**Supplied passage**
= = = = = = =

In the savePartition function of JdbcUtils.scala, we see Spark calling the commit and rollback functions of the Java connection object generated from the database url/credentials provided by the user (see below). But if an executor dies right after commit() finishes or before rollback() is called, does Spark try to re-run the task and write the same data partition again, essentially creating duplicate committed rows in the database? And what happens if the executor dies in the middle of calling commit() or rollback()?

try {
    ...
    if (supportsTransactions) {
        conn.commit()
    }
    committed = true
    Iterator.empty
} catch {
    case e: SQLException =>
        ...
        throw e
} finally {
    if (!committed) {
        // The stage must fail.  We got here through an exception path, so
        // let the exception through unless rollback() or close() want to
        // tell the user about another problem.
        if (supportsTransactions) {
          conn.rollback()
        }
        conn.close()
    } else {
        ...
    }
}
Aether
  • 65
  • 1
  • 5

2 Answers2

3

But if an executor dies right after commit() finishes or before rollback() is called, does Spark try to re-run the task and write the same data partition again, essentially creating duplicate committed rows in the database?

What would you expect since Spark SQL (which is a high-level API over RDD API) does not really know much about all the peculiarities of JDBC or any other protocol? Not to mention the underlying execution runtime, i.e. the Spark Core.

= = = = = = =

**Objective A**
From the forum thread on Spark JDBC commits, extract the passage starting at "In the savePartition" and ending at "commit() or rollback()?".
**Objective B**
Continue the forum thread on Spark JDBC commits from the point where it stops.

[Element region lists]
= = = = = = =

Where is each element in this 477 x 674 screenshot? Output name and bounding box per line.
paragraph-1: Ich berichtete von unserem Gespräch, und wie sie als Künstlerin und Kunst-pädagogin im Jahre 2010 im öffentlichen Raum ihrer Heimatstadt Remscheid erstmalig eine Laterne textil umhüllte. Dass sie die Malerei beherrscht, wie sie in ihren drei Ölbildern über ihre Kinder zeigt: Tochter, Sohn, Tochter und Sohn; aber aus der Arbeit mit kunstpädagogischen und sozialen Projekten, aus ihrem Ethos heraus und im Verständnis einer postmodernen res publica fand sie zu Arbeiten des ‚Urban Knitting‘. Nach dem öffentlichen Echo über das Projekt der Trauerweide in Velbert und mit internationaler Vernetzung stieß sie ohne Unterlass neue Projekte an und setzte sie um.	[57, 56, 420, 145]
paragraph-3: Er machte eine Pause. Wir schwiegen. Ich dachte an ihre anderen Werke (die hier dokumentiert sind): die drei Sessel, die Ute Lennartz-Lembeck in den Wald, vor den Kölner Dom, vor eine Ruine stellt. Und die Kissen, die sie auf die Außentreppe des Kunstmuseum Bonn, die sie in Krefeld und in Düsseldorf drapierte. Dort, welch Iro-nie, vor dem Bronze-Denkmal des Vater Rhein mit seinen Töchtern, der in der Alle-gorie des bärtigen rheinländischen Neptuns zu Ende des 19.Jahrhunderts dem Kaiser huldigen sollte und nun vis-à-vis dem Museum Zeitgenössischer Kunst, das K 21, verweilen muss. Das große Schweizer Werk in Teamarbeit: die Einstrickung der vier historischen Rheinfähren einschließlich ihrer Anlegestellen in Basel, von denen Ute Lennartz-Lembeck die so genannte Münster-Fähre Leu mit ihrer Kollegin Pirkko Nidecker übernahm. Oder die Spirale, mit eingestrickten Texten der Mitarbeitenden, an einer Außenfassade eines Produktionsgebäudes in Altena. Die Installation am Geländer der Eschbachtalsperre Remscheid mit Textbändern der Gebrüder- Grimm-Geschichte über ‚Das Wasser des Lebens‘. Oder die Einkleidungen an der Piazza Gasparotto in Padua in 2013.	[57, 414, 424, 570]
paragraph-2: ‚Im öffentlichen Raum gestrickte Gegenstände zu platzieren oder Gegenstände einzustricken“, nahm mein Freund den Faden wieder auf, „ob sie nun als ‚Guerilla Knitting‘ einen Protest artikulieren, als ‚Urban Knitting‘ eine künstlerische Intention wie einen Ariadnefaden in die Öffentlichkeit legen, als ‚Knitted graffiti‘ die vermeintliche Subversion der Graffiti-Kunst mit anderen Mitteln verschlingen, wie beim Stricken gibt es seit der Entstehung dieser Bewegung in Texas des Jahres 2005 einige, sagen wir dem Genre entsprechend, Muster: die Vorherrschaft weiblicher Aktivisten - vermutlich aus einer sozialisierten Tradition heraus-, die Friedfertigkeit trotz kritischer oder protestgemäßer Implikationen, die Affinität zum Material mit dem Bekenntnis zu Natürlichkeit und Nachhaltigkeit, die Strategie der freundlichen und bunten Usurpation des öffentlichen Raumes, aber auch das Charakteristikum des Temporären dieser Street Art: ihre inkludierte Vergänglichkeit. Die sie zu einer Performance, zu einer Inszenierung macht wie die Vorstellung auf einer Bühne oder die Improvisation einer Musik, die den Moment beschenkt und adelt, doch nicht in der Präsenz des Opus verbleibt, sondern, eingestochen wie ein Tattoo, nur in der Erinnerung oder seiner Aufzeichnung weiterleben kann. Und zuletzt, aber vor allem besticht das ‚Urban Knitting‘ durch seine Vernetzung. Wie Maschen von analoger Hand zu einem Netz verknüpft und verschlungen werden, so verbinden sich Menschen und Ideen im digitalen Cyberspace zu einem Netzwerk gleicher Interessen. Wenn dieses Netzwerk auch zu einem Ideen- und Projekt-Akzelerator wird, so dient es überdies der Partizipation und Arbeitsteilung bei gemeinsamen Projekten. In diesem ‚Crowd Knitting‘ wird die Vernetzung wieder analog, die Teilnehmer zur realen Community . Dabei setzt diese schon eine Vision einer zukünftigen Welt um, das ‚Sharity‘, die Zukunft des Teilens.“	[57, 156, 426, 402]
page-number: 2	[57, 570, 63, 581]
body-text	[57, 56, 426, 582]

= = = = = = =

**Result A**
In the savePartition function of JdbcUtils.scala, we see Spark calling the commit and rollback functions of the Java connection object generated from the database url/credentials provided by the user (see below). But if an executor dies right after commit() finishes or before rollback() is called, does Spark try to re-run the task and write the same data partition again, essentially creating duplicate committed rows in the database? And what happens if the executor dies in the middle of calling commit() or rollback()?

**Result B**
When you write a structured query like df.write.format(“jdbc”).option(...).save() Spark SQL translates it to a distributed computation using the low-level assembly-like RDD API. Since it tries to embrace as many "protocols" as possible (incl. JDBC), Spark SQL's DataSource API leaves much of the error handling to the data source itself.

The core of Spark that schedules tasks (that does not know or even care what the tasks do) simply watches execution and if a task fails, it will attempt to execute it again (until 3 failed attempts by default).

So when you write a custom data source, you know the drill and have to deal with such retries in your code.

One way to handle errors is to register a task listener using TaskContext (e.g. addTaskCompletionListener or addTaskFailureListener).

Jacek Laskowski
  • 72,696
  • 27
  • 242
  • 420
0

I had to introduce some de-duplication logic exactly for the reasons described. You might end up with the same committed twice (or more) indeed.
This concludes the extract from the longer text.